■ REQUIRED WORK: In the listing below, find every line with the string "Nachhaltig" and pull it out.

Extracted records:
********
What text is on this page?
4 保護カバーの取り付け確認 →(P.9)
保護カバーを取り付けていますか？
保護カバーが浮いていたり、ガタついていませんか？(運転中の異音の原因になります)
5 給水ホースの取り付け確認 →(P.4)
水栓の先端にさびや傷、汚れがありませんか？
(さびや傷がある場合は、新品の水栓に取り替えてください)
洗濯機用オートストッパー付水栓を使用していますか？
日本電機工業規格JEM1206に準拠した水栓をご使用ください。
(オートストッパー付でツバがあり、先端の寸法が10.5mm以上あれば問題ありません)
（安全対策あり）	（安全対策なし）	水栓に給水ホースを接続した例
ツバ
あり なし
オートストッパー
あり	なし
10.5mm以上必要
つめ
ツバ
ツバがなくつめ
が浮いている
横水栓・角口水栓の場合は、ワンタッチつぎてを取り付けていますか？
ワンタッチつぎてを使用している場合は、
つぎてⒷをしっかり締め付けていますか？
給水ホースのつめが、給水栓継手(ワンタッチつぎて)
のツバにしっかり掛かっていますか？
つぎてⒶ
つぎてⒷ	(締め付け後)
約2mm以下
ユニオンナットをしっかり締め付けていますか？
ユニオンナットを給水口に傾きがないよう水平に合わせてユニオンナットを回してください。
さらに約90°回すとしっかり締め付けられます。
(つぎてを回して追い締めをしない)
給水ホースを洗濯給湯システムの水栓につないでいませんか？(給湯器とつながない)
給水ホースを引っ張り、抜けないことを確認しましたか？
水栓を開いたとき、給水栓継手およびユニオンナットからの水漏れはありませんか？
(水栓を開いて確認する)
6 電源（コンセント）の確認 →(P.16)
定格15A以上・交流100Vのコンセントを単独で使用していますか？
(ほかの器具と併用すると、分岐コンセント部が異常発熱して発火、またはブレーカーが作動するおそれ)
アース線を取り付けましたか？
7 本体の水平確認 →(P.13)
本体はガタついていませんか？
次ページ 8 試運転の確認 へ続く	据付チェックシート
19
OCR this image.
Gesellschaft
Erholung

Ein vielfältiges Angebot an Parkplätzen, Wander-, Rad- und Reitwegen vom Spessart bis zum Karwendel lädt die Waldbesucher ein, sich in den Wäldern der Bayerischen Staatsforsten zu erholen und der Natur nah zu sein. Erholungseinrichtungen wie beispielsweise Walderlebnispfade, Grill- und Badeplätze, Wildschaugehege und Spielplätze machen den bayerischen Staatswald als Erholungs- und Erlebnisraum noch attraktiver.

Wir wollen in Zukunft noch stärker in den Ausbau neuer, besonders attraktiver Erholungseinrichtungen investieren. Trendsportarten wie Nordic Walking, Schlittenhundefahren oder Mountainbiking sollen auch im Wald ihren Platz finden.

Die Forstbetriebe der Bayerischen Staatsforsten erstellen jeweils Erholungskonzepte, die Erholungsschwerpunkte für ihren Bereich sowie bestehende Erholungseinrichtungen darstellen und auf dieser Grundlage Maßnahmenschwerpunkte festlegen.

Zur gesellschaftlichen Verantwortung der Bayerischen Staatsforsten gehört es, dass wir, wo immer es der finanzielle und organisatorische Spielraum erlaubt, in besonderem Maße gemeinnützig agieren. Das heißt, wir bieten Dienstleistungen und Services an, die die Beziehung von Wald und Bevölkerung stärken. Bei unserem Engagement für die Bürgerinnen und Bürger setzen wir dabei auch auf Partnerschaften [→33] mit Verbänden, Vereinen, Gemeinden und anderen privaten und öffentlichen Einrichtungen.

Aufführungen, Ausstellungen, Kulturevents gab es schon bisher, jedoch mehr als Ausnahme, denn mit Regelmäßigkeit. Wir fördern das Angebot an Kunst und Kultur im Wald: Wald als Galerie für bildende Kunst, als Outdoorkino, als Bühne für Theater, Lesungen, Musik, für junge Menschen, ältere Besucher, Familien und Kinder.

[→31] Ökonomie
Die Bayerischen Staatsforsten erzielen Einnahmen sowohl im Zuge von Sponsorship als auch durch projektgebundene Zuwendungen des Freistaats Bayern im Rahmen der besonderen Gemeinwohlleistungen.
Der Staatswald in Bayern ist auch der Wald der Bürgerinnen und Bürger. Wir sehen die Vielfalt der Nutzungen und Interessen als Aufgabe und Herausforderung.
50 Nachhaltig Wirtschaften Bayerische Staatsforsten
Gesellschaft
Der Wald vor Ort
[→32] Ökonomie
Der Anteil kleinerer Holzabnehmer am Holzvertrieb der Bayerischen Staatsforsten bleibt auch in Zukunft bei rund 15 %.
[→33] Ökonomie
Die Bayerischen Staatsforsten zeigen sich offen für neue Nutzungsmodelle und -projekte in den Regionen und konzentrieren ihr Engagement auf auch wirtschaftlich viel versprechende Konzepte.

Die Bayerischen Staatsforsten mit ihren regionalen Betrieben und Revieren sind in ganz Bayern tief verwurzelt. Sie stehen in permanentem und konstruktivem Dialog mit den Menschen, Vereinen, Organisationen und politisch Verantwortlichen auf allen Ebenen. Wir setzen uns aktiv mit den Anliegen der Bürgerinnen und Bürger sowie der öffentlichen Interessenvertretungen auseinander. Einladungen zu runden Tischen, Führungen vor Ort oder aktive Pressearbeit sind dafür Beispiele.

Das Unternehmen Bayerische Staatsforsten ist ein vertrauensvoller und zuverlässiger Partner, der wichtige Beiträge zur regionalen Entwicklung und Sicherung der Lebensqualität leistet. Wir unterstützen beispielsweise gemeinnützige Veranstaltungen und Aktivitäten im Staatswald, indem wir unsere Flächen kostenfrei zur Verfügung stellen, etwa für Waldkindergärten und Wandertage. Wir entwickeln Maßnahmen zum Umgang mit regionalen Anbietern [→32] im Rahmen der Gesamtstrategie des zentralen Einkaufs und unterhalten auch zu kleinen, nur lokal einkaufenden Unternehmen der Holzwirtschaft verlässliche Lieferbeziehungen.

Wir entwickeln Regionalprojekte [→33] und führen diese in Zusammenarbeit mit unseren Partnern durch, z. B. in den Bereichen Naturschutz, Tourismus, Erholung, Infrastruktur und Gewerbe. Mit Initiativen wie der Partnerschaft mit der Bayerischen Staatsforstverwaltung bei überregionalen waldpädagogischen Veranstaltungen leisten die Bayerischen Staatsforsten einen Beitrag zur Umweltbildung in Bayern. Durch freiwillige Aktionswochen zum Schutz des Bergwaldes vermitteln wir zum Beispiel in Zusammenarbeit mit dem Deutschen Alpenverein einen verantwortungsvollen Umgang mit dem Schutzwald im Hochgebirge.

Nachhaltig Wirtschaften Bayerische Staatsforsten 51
********
■ TASK SOLUTION:
50 Nachhaltig Wirtschaften Bayerische Staatsforsten
Nachhaltig Wirtschaften Bayerische Staatsforsten 51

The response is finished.